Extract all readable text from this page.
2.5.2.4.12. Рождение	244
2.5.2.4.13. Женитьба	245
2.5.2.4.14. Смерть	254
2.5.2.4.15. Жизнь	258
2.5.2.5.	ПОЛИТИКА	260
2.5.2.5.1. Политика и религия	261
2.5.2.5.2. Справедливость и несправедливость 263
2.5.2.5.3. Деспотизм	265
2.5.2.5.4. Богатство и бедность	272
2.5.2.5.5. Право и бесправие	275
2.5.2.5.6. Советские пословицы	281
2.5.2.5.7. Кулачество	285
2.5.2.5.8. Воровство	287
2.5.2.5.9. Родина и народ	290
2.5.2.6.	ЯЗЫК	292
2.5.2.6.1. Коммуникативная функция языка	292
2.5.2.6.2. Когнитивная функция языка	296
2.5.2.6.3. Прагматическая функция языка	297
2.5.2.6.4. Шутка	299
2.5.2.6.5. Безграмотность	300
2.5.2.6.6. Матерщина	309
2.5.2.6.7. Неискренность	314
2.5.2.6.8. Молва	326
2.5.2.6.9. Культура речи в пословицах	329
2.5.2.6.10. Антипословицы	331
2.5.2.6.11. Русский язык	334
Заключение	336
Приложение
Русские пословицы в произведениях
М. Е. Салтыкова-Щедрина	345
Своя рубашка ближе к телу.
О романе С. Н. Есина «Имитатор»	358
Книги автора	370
━━━━━━━━━━━━━━━━━━━━━━━━━━━━━━
TASK BRIEF: Set down all of the records shown above once more, exactly.

FINAL RESULT:
Extract all readable text from this page.
2.5.2.4.12. Рождение	244
2.5.2.4.13. Женитьба	245
2.5.2.4.14. Смерть	254
2.5.2.4.15. Жизнь	258
2.5.2.5.	ПОЛИТИКА	260
2.5.2.5.1. Политика и религия	261
2.5.2.5.2. Справедливость и несправедливость 263
2.5.2.5.3. Деспотизм	265
2.5.2.5.4. Богатство и бедность	272
2.5.2.5.5. Право и бесправие	275
2.5.2.5.6. Советские пословицы	281
2.5.2.5.7. Кулачество	285
2.5.2.5.8. Воровство	287
2.5.2.5.9. Родина и народ	290
2.5.2.6.	ЯЗЫК	292
2.5.2.6.1. Коммуникативная функция языка	292
2.5.2.6.2. Когнитивная функция языка	296
2.5.2.6.3. Прагматическая функция языка	297
2.5.2.6.4. Шутка	299
2.5.2.6.5. Безграмотность	300
2.5.2.6.6. Матерщина	309
2.5.2.6.7. Неискренность	314
2.5.2.6.8. Молва	326
2.5.2.6.9. Культура речи в пословицах	329
2.5.2.6.10. Антипословицы	331
2.5.2.6.11. Русский язык	334
Заключение	336
Приложение
Русские пословицы в произведениях
М. Е. Салтыкова-Щедрина	345
Своя рубашка ближе к телу.
О романе С. Н. Есина «Имитатор»	358
Книги автора	370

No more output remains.